### Given data

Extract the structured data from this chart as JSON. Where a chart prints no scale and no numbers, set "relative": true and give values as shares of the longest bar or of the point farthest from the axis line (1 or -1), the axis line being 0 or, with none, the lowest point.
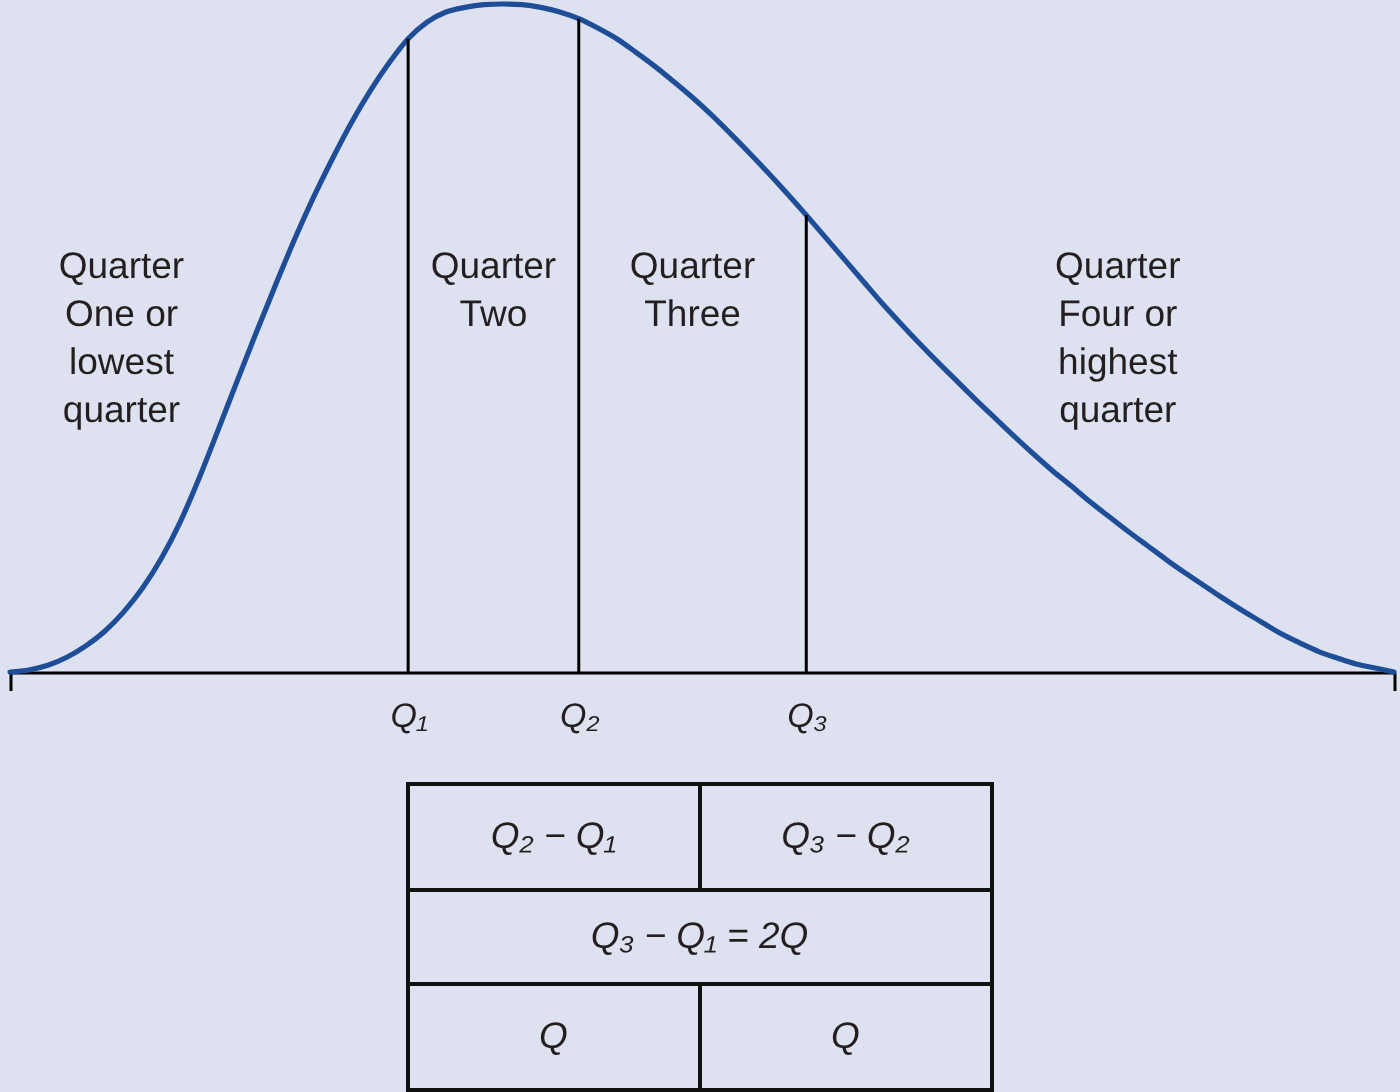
{
  "chart_data": {
    "type": "line",
    "relative": true,
    "categories": [
      null,
      null,
      null,
      null,
      null,
      null,
      null,
      null,
      null,
      null,
      null,
      null,
      null,
      null,
      null,
      null,
      null,
      null,
      null,
      null,
      null,
      "Q₁",
      null,
      null,
      null,
      null,
      null,
      null,
      null,
      null,
      "Q₂",
      null,
      null,
      null,
      null,
      null,
      null,
      null,
      null,
      null,
      null,
      null,
      "Q₃",
      null,
      null,
      null,
      null,
      null,
      null,
      null,
      null,
      null,
      null,
      null,
      null,
      null,
      null,
      null,
      null,
      null,
      null,
      null,
      null,
      null,
      null,
      null,
      null,
      null,
      null,
      null,
      null,
      null,
      null,
      null
    ],
    "values": [
      0,
      0.003,
      0.01,
      0.022,
      0.039,
      0.061,
      0.09,
      0.126,
      0.171,
      0.226,
      0.292,
      0.364,
      0.437,
      0.509,
      0.579,
      0.647,
      0.71,
      0.768,
      0.822,
      0.87,
      0.912,
      0.948,
      0.973,
      0.988,
      0.995,
      0.999,
      1,
      0.999,
      0.995,
      0.988,
      0.978,
      0.964,
      0.948,
      0.928,
      0.907,
      0.884,
      0.86,
      0.834,
      0.806,
      0.777,
      0.747,
      0.716,
      0.684,
      0.651,
      0.618,
      0.585,
      0.552,
      0.521,
      0.491,
      0.462,
      0.434,
      0.406,
      0.379,
      0.352,
      0.326,
      0.301,
      0.278,
      0.254,
      0.232,
      0.21,
      0.189,
      0.168,
      0.148,
      0.129,
      0.11,
      0.092,
      0.075,
      0.058,
      0.044,
      0.031,
      0.021,
      0.012,
      0.006,
      0
    ],
    "color": "#1f4e99",
    "ref_lines": [
      {
        "axis": "x",
        "value": "Q₁",
        "color": "#000000"
      },
      {
        "axis": "x",
        "value": "Q₂",
        "color": "#000000"
      },
      {
        "axis": "x",
        "value": "Q₃",
        "color": "#000000"
      }
    ],
    "annotations": [
      "Quarter\nOne or\nlowest\nquarter",
      "Quarter\nTwo",
      "Quarter\nThree",
      "Quarter\nFour or\nhighest\nquarter",
      "Q₂ − Q₁",
      "Q₃ − Q₂",
      "Q₃ − Q₁ = 2Q",
      "Q",
      "Q"
    ]
  }
}
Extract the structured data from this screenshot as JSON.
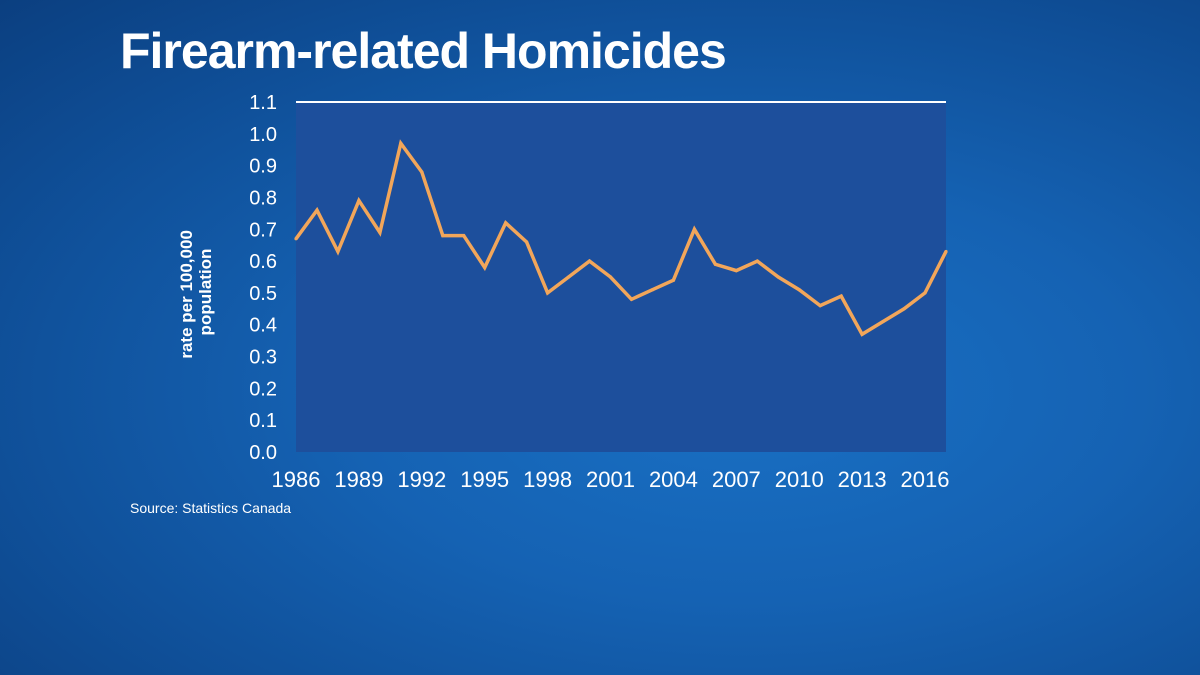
{
  "chart_data": {
    "type": "line",
    "title": "Firearm-related Homicides",
    "ylabel": "rate per 100,000 population",
    "ylabel_lines": [
      "rate per 100,000",
      "population"
    ],
    "xlabel": "",
    "source": "Source: Statistics Canada",
    "ylim": [
      0.0,
      1.1
    ],
    "y_ticks": [
      "0.0",
      "0.1",
      "0.2",
      "0.3",
      "0.4",
      "0.5",
      "0.6",
      "0.7",
      "0.8",
      "0.9",
      "1.0",
      "1.1"
    ],
    "x_tick_labels": [
      "1986",
      "1989",
      "1992",
      "1995",
      "1998",
      "2001",
      "2004",
      "2007",
      "2010",
      "2013",
      "2016"
    ],
    "x": [
      1986,
      1987,
      1988,
      1989,
      1990,
      1991,
      1992,
      1993,
      1994,
      1995,
      1996,
      1997,
      1998,
      1999,
      2000,
      2001,
      2002,
      2003,
      2004,
      2005,
      2006,
      2007,
      2008,
      2009,
      2010,
      2011,
      2012,
      2013,
      2014,
      2015,
      2016,
      2017
    ],
    "values": [
      0.67,
      0.76,
      0.63,
      0.79,
      0.69,
      0.97,
      0.88,
      0.68,
      0.68,
      0.58,
      0.72,
      0.66,
      0.5,
      0.55,
      0.6,
      0.55,
      0.48,
      0.51,
      0.54,
      0.7,
      0.59,
      0.57,
      0.6,
      0.55,
      0.51,
      0.46,
      0.49,
      0.37,
      0.41,
      0.45,
      0.5,
      0.63
    ],
    "grid": false,
    "colors": {
      "line": "#f2a65a",
      "plot_area": "#1d4f9c",
      "top_rule": "#ffffff"
    }
  }
}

######

**Task details**
Retype each line of the listing above word for word. Exclude the pictures.

**Answer in full**
Extract the structured data from this chart as JSON. Where a chart prints no scale and no numbers, set "relative": true and give values as shares of the longest bar or of the point farthest from the axis line (1 or -1), the axis line being 0 or, with none, the lowest point.
{
  "chart_data": {
    "type": "line",
    "relative": true,
    "categories": [
      null,
      null,
      null,
      null,
      null,
      null,
      null,
      null,
      null,
      null,
      null,
      null,
      null,
      null,
      null,
      null,
      null,
      null,
      null,
      null,
      null,
      "Q₁",
      null,
      null,
      null,
      null,
      null,
      null,
      null,
      null,
      "Q₂",
      null,
      null,
      null,
      null,
      null,
      null,
      null,
      null,
      null,
      null,
      null,
      "Q₃",
      null,
      null,
      null,
      null,
      null,
      null,
      null,
      null,
      null,
      null,
      null,
      null,
      null,
      null,
      null,
      null,
      null,
      null,
      null,
      null,
      null,
      null,
      null,
      null,
      null,
      null,
      null,
      null,
      null,
      null,
      null
    ],
    "values": [
      0,
      0.003,
      0.01,
      0.022,
      0.039,
      0.061,
      0.09,
      0.126,
      0.171,
      0.226,
      0.292,
      0.364,
      0.437,
      0.509,
      0.579,
      0.647,
      0.71,
      0.768,
      0.822,
      0.87,
      0.912,
      0.948,
      0.973,
      0.988,
      0.995,
      0.999,
      1,
      0.999,
      0.995,
      0.988,
      0.978,
      0.964,
      0.948,
      0.928,
      0.907,
      0.884,
      0.86,
      0.834,
      0.806,
      0.777,
      0.747,
      0.716,
      0.684,
      0.651,
      0.618,
      0.585,
      0.552,
      0.521,
      0.491,
      0.462,
      0.434,
      0.406,
      0.379,
      0.352,
      0.326,
      0.301,
      0.278,
      0.254,
      0.232,
      0.21,
      0.189,
      0.168,
      0.148,
      0.129,
      0.11,
      0.092,
      0.075,
      0.058,
      0.044,
      0.031,
      0.021,
      0.012,
      0.006,
      0
    ],
    "color": "#1f4e99",
    "ref_lines": [
      {
        "axis": "x",
        "value": "Q₁",
        "color": "#000000"
      },
      {
        "axis": "x",
        "value": "Q₂",
        "color": "#000000"
      },
      {
        "axis": "x",
        "value": "Q₃",
        "color": "#000000"
      }
    ],
    "annotations": [
      "Quarter\nOne or\nlowest\nquarter",
      "Quarter\nTwo",
      "Quarter\nThree",
      "Quarter\nFour or\nhighest\nquarter",
      "Q₂ − Q₁",
      "Q₃ − Q₂",
      "Q₃ − Q₁ = 2Q",
      "Q",
      "Q"
    ]
  }
}
Extract the structured data from this screenshot as JSON.
{
  "chart_data": {
    "type": "line",
    "title": "Firearm-related Homicides",
    "ylabel": "rate per 100,000 population",
    "ylabel_lines": [
      "rate per 100,000",
      "population"
    ],
    "xlabel": "",
    "source": "Source: Statistics Canada",
    "ylim": [
      0.0,
      1.1
    ],
    "y_ticks": [
      "0.0",
      "0.1",
      "0.2",
      "0.3",
      "0.4",
      "0.5",
      "0.6",
      "0.7",
      "0.8",
      "0.9",
      "1.0",
      "1.1"
    ],
    "x_tick_labels": [
      "1986",
      "1989",
      "1992",
      "1995",
      "1998",
      "2001",
      "2004",
      "2007",
      "2010",
      "2013",
      "2016"
    ],
    "x": [
      1986,
      1987,
      1988,
      1989,
      1990,
      1991,
      1992,
      1993,
      1994,
      1995,
      1996,
      1997,
      1998,
      1999,
      2000,
      2001,
      2002,
      2003,
      2004,
      2005,
      2006,
      2007,
      2008,
      2009,
      2010,
      2011,
      2012,
      2013,
      2014,
      2015,
      2016,
      2017
    ],
    "values": [
      0.67,
      0.76,
      0.63,
      0.79,
      0.69,
      0.97,
      0.88,
      0.68,
      0.68,
      0.58,
      0.72,
      0.66,
      0.5,
      0.55,
      0.6,
      0.55,
      0.48,
      0.51,
      0.54,
      0.7,
      0.59,
      0.57,
      0.6,
      0.55,
      0.51,
      0.46,
      0.49,
      0.37,
      0.41,
      0.45,
      0.5,
      0.63
    ],
    "grid": false,
    "colors": {
      "line": "#f2a65a",
      "plot_area": "#1d4f9c",
      "top_rule": "#ffffff"
    }
  }
}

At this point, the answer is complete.